=== INFORMATION SHOWN ===

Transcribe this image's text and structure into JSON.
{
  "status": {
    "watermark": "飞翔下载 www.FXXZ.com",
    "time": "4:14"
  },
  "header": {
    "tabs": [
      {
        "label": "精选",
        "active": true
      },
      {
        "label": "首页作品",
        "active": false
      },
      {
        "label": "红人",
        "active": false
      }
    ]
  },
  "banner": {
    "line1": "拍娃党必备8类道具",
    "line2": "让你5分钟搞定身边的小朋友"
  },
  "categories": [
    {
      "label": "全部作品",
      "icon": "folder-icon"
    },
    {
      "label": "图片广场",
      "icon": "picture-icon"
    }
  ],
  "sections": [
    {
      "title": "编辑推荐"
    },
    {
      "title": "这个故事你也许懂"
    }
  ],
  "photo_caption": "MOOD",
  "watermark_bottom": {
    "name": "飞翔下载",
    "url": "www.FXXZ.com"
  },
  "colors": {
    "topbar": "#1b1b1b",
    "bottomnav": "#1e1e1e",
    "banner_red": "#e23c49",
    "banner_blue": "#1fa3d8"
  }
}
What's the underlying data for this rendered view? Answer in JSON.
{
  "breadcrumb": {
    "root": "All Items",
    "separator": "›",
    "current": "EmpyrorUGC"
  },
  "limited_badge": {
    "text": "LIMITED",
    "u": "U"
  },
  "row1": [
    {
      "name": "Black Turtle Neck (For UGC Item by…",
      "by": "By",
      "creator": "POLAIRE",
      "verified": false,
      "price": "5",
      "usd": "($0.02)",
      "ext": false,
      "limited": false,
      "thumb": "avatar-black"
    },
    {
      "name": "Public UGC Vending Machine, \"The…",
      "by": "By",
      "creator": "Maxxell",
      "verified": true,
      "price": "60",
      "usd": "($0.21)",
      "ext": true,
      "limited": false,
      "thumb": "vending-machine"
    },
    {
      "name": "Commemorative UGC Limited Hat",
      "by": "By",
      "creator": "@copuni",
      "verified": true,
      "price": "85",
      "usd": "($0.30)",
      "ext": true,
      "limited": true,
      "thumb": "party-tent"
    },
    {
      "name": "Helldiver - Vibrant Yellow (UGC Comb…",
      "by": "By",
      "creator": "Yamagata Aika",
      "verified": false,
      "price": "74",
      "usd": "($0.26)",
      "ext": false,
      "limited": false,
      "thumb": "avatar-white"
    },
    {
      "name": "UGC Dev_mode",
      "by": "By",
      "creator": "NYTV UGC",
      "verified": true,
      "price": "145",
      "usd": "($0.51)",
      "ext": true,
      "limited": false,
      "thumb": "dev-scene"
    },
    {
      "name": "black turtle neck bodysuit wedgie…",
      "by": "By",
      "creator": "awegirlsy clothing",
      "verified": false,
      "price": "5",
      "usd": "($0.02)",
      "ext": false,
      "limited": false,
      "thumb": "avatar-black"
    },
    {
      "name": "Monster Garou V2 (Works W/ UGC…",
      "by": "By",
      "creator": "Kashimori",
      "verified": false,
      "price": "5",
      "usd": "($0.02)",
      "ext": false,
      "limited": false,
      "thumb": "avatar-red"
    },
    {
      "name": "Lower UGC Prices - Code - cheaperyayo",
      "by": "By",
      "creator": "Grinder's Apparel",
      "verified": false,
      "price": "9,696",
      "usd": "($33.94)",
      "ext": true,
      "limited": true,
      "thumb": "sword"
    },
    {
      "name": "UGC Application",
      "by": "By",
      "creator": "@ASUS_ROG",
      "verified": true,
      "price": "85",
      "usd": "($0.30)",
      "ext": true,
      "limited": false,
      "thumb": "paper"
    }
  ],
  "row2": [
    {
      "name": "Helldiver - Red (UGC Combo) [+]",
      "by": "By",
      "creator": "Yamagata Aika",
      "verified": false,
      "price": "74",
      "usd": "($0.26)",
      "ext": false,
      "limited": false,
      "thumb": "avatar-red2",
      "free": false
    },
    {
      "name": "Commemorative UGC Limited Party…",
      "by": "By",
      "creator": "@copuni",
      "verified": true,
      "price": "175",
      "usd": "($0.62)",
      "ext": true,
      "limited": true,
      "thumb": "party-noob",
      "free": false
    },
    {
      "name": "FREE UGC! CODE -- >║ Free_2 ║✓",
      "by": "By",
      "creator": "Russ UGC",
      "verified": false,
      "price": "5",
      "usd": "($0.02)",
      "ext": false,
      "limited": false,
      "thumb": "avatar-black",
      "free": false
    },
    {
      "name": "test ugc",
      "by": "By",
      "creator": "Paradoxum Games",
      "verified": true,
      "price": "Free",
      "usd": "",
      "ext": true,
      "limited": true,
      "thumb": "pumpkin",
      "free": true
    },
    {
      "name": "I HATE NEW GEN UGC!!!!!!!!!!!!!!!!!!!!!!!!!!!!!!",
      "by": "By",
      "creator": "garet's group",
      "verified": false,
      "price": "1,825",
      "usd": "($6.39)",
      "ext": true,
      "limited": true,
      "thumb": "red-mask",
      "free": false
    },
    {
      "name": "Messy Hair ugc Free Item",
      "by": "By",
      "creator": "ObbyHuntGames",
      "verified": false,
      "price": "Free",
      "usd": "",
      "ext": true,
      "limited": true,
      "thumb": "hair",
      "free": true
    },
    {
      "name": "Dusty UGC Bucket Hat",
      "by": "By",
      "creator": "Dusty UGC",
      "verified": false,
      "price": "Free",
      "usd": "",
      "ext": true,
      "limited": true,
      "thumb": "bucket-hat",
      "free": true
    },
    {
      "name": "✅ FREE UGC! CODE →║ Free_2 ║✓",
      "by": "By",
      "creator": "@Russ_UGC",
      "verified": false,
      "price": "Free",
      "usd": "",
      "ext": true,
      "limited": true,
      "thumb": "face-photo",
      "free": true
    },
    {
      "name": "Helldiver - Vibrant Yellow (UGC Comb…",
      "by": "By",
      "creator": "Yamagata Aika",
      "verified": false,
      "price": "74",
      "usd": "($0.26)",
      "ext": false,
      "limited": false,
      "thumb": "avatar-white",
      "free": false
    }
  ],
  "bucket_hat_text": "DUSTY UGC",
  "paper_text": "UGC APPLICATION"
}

===

Return the entries above exactly, each one complete.

TASK RESPONSE ▸
Transcribe this image's text and structure into JSON.
{
  "status": {
    "watermark": "飞翔下载 www.FXXZ.com",
    "time": "4:14"
  },
  "header": {
    "tabs": [
      {
        "label": "精选",
        "active": true
      },
      {
        "label": "首页作品",
        "active": false
      },
      {
        "label": "红人",
        "active": false
      }
    ]
  },
  "banner": {
    "line1": "拍娃党必备8类道具",
    "line2": "让你5分钟搞定身边的小朋友"
  },
  "categories": [
    {
      "label": "全部作品",
      "icon": "folder-icon"
    },
    {
      "label": "图片广场",
      "icon": "picture-icon"
    }
  ],
  "sections": [
    {
      "title": "编辑推荐"
    },
    {
      "title": "这个故事你也许懂"
    }
  ],
  "photo_caption": "MOOD",
  "watermark_bottom": {
    "name": "飞翔下载",
    "url": "www.FXXZ.com"
  },
  "colors": {
    "topbar": "#1b1b1b",
    "bottomnav": "#1e1e1e",
    "banner_red": "#e23c49",
    "banner_blue": "#1fa3d8"
  }
}
What's the underlying data for this rendered view? Answer in JSON.
{
  "breadcrumb": {
    "root": "All Items",
    "separator": "›",
    "current": "EmpyrorUGC"
  },
  "limited_badge": {
    "text": "LIMITED",
    "u": "U"
  },
  "row1": [
    {
      "name": "Black Turtle Neck (For UGC Item by…",
      "by": "By",
      "creator": "POLAIRE",
      "verified": false,
      "price": "5",
      "usd": "($0.02)",
      "ext": false,
      "limited": false,
      "thumb": "avatar-black"
    },
    {
      "name": "Public UGC Vending Machine, \"The…",
      "by": "By",
      "creator": "Maxxell",
      "verified": true,
      "price": "60",
      "usd": "($0.21)",
      "ext": true,
      "limited": false,
      "thumb": "vending-machine"
    },
    {
      "name": "Commemorative UGC Limited Hat",
      "by": "By",
      "creator": "@copuni",
      "verified": true,
      "price": "85",
      "usd": "($0.30)",
      "ext": true,
      "limited": true,
      "thumb": "party-tent"
    },
    {
      "name": "Helldiver - Vibrant Yellow (UGC Comb…",
      "by": "By",
      "creator": "Yamagata Aika",
      "verified": false,
      "price": "74",
      "usd": "($0.26)",
      "ext": false,
      "limited": false,
      "thumb": "avatar-white"
    },
    {
      "name": "UGC Dev_mode",
      "by": "By",
      "creator": "NYTV UGC",
      "verified": true,
      "price": "145",
      "usd": "($0.51)",
      "ext": true,
      "limited": false,
      "thumb": "dev-scene"
    },
    {
      "name": "black turtle neck bodysuit wedgie…",
      "by": "By",
      "creator": "awegirlsy clothing",
      "verified": false,
      "price": "5",
      "usd": "($0.02)",
      "ext": false,
      "limited": false,
      "thumb": "avatar-black"
    },
    {
      "name": "Monster Garou V2 (Works W/ UGC…",
      "by": "By",
      "creator": "Kashimori",
      "verified": false,
      "price": "5",
      "usd": "($0.02)",
      "ext": false,
      "limited": false,
      "thumb": "avatar-red"
    },
    {
      "name": "Lower UGC Prices - Code - cheaperyayo",
      "by": "By",
      "creator": "Grinder's Apparel",
      "verified": false,
      "price": "9,696",
      "usd": "($33.94)",
      "ext": true,
      "limited": true,
      "thumb": "sword"
    },
    {
      "name": "UGC Application",
      "by": "By",
      "creator": "@ASUS_ROG",
      "verified": true,
      "price": "85",
      "usd": "($0.30)",
      "ext": true,
      "limited": false,
      "thumb": "paper"
    }
  ],
  "row2": [
    {
      "name": "Helldiver - Red (UGC Combo) [+]",
      "by": "By",
      "creator": "Yamagata Aika",
      "verified": false,
      "price": "74",
      "usd": "($0.26)",
      "ext": false,
      "limited": false,
      "thumb": "avatar-red2",
      "free": false
    },
    {
      "name": "Commemorative UGC Limited Party…",
      "by": "By",
      "creator": "@copuni",
      "verified": true,
      "price": "175",
      "usd": "($0.62)",
      "ext": true,
      "limited": true,
      "thumb": "party-noob",
      "free": false
    },
    {
      "name": "FREE UGC! CODE -- >║ Free_2 ║✓",
      "by": "By",
      "creator": "Russ UGC",
      "verified": false,
      "price": "5",
      "usd": "($0.02)",
      "ext": false,
      "limited": false,
      "thumb": "avatar-black",
      "free": false
    },
    {
      "name": "test ugc",
      "by": "By",
      "creator": "Paradoxum Games",
      "verified": true,
      "price": "Free",
      "usd": "",
      "ext": true,
      "limited": true,
      "thumb": "pumpkin",
      "free": true
    },
    {
      "name": "I HATE NEW GEN UGC!!!!!!!!!!!!!!!!!!!!!!!!!!!!!!",
      "by": "By",
      "creator": "garet's group",
      "verified": false,
      "price": "1,825",
      "usd": "($6.39)",
      "ext": true,
      "limited": true,
      "thumb": "red-mask",
      "free": false
    },
    {
      "name": "Messy Hair ugc Free Item",
      "by": "By",
      "creator": "ObbyHuntGames",
      "verified": false,
      "price": "Free",
      "usd": "",
      "ext": true,
      "limited": true,
      "thumb": "hair",
      "free": true
    },
    {
      "name": "Dusty UGC Bucket Hat",
      "by": "By",
      "creator": "Dusty UGC",
      "verified": false,
      "price": "Free",
      "usd": "",
      "ext": true,
      "limited": true,
      "thumb": "bucket-hat",
      "free": true
    },
    {
      "name": "✅ FREE UGC! CODE →║ Free_2 ║✓",
      "by": "By",
      "creator": "@Russ_UGC",
      "verified": false,
      "price": "Free",
      "usd": "",
      "ext": true,
      "limited": true,
      "thumb": "face-photo",
      "free": true
    },
    {
      "name": "Helldiver - Vibrant Yellow (UGC Comb…",
      "by": "By",
      "creator": "Yamagata Aika",
      "verified": false,
      "price": "74",
      "usd": "($0.26)",
      "ext": false,
      "limited": false,
      "thumb": "avatar-white",
      "free": false
    }
  ],
  "bucket_hat_text": "DUSTY UGC",
  "paper_text": "UGC APPLICATION"
}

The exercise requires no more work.